-- begin Records supplied --
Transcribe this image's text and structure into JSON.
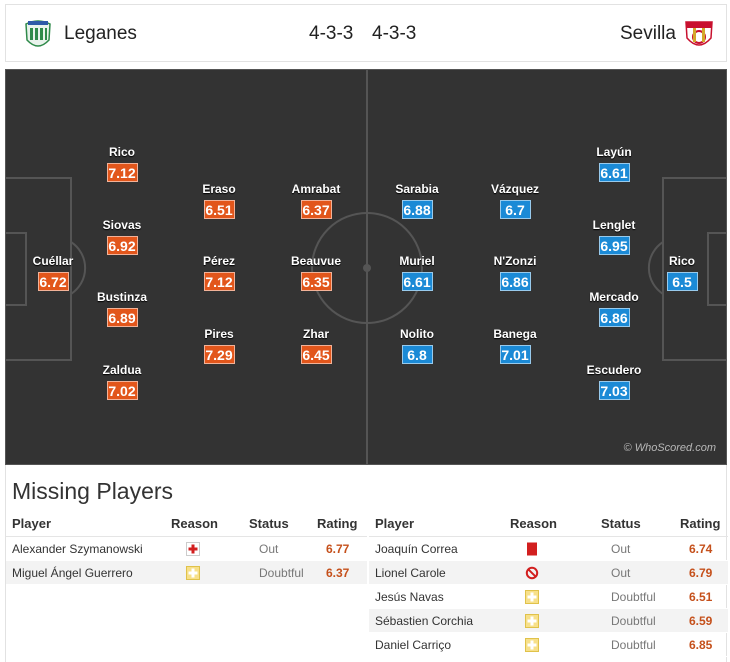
{
  "header": {
    "home_team": "Leganes",
    "home_formation": "4-3-3",
    "away_formation": "4-3-3",
    "away_team": "Sevilla",
    "home_crest_icon": "leganes-crest",
    "away_crest_icon": "sevilla-crest"
  },
  "colors": {
    "home_rating_bg": "#e2561b",
    "away_rating_bg": "#1b8ad6",
    "pitch": "#333333",
    "missing_rating_text": "#c5501b"
  },
  "pitch": {
    "watermark": "© WhoScored.com",
    "home_players": [
      {
        "name": "Cuéllar",
        "rating": "6.72"
      },
      {
        "name": "Rico",
        "rating": "7.12"
      },
      {
        "name": "Siovas",
        "rating": "6.92"
      },
      {
        "name": "Bustinza",
        "rating": "6.89"
      },
      {
        "name": "Zaldua",
        "rating": "7.02"
      },
      {
        "name": "Eraso",
        "rating": "6.51"
      },
      {
        "name": "Pérez",
        "rating": "7.12"
      },
      {
        "name": "Pires",
        "rating": "7.29"
      },
      {
        "name": "Amrabat",
        "rating": "6.37"
      },
      {
        "name": "Beauvue",
        "rating": "6.35"
      },
      {
        "name": "Zhar",
        "rating": "6.45"
      }
    ],
    "away_players": [
      {
        "name": "Sarabia",
        "rating": "6.88"
      },
      {
        "name": "Muriel",
        "rating": "6.61"
      },
      {
        "name": "Nolito",
        "rating": "6.8"
      },
      {
        "name": "Vázquez",
        "rating": "6.7"
      },
      {
        "name": "N'Zonzi",
        "rating": "6.86"
      },
      {
        "name": "Banega",
        "rating": "7.01"
      },
      {
        "name": "Layún",
        "rating": "6.61"
      },
      {
        "name": "Lenglet",
        "rating": "6.95"
      },
      {
        "name": "Mercado",
        "rating": "6.86"
      },
      {
        "name": "Escudero",
        "rating": "7.03"
      },
      {
        "name": "Rico",
        "rating": "6.5"
      }
    ]
  },
  "missing": {
    "title": "Missing Players",
    "columns": {
      "player": "Player",
      "reason": "Reason",
      "status": "Status",
      "rating": "Rating"
    },
    "home": [
      {
        "player": "Alexander Szymanowski",
        "reason_icon": "injury-icon",
        "status": "Out",
        "rating": "6.77"
      },
      {
        "player": "Miguel Ángel Guerrero",
        "reason_icon": "doubtful-icon",
        "status": "Doubtful",
        "rating": "6.37"
      }
    ],
    "away": [
      {
        "player": "Joaquín Correa",
        "reason_icon": "red-card-icon",
        "status": "Out",
        "rating": "6.74"
      },
      {
        "player": "Lionel Carole",
        "reason_icon": "unavailable-icon",
        "status": "Out",
        "rating": "6.79"
      },
      {
        "player": "Jesús Navas",
        "reason_icon": "doubtful-icon",
        "status": "Doubtful",
        "rating": "6.51"
      },
      {
        "player": "Sébastien Corchia",
        "reason_icon": "doubtful-icon",
        "status": "Doubtful",
        "rating": "6.59"
      },
      {
        "player": "Daniel Carriço",
        "reason_icon": "doubtful-icon",
        "status": "Doubtful",
        "rating": "6.85"
      }
    ]
  }
}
-- end Records supplied --
=== Problem details ===
Reproduce every record above exactly, but leave out the pictures.

=== Solved problem ===
Transcribe this image's text and structure into JSON.
{
  "header": {
    "home_team": "Leganes",
    "home_formation": "4-3-3",
    "away_formation": "4-3-3",
    "away_team": "Sevilla",
    "home_crest_icon": "leganes-crest",
    "away_crest_icon": "sevilla-crest"
  },
  "colors": {
    "home_rating_bg": "#e2561b",
    "away_rating_bg": "#1b8ad6",
    "pitch": "#333333",
    "missing_rating_text": "#c5501b"
  },
  "pitch": {
    "watermark": "© WhoScored.com",
    "home_players": [
      {
        "name": "Cuéllar",
        "rating": "6.72"
      },
      {
        "name": "Rico",
        "rating": "7.12"
      },
      {
        "name": "Siovas",
        "rating": "6.92"
      },
      {
        "name": "Bustinza",
        "rating": "6.89"
      },
      {
        "name": "Zaldua",
        "rating": "7.02"
      },
      {
        "name": "Eraso",
        "rating": "6.51"
      },
      {
        "name": "Pérez",
        "rating": "7.12"
      },
      {
        "name": "Pires",
        "rating": "7.29"
      },
      {
        "name": "Amrabat",
        "rating": "6.37"
      },
      {
        "name": "Beauvue",
        "rating": "6.35"
      },
      {
        "name": "Zhar",
        "rating": "6.45"
      }
    ],
    "away_players": [
      {
        "name": "Sarabia",
        "rating": "6.88"
      },
      {
        "name": "Muriel",
        "rating": "6.61"
      },
      {
        "name": "Nolito",
        "rating": "6.8"
      },
      {
        "name": "Vázquez",
        "rating": "6.7"
      },
      {
        "name": "N'Zonzi",
        "rating": "6.86"
      },
      {
        "name": "Banega",
        "rating": "7.01"
      },
      {
        "name": "Layún",
        "rating": "6.61"
      },
      {
        "name": "Lenglet",
        "rating": "6.95"
      },
      {
        "name": "Mercado",
        "rating": "6.86"
      },
      {
        "name": "Escudero",
        "rating": "7.03"
      },
      {
        "name": "Rico",
        "rating": "6.5"
      }
    ]
  },
  "missing": {
    "title": "Missing Players",
    "columns": {
      "player": "Player",
      "reason": "Reason",
      "status": "Status",
      "rating": "Rating"
    },
    "home": [
      {
        "player": "Alexander Szymanowski",
        "reason_icon": "injury-icon",
        "status": "Out",
        "rating": "6.77"
      },
      {
        "player": "Miguel Ángel Guerrero",
        "reason_icon": "doubtful-icon",
        "status": "Doubtful",
        "rating": "6.37"
      }
    ],
    "away": [
      {
        "player": "Joaquín Correa",
        "reason_icon": "red-card-icon",
        "status": "Out",
        "rating": "6.74"
      },
      {
        "player": "Lionel Carole",
        "reason_icon": "unavailable-icon",
        "status": "Out",
        "rating": "6.79"
      },
      {
        "player": "Jesús Navas",
        "reason_icon": "doubtful-icon",
        "status": "Doubtful",
        "rating": "6.51"
      },
      {
        "player": "Sébastien Corchia",
        "reason_icon": "doubtful-icon",
        "status": "Doubtful",
        "rating": "6.59"
      },
      {
        "player": "Daniel Carriço",
        "reason_icon": "doubtful-icon",
        "status": "Doubtful",
        "rating": "6.85"
      }
    ]
  }
}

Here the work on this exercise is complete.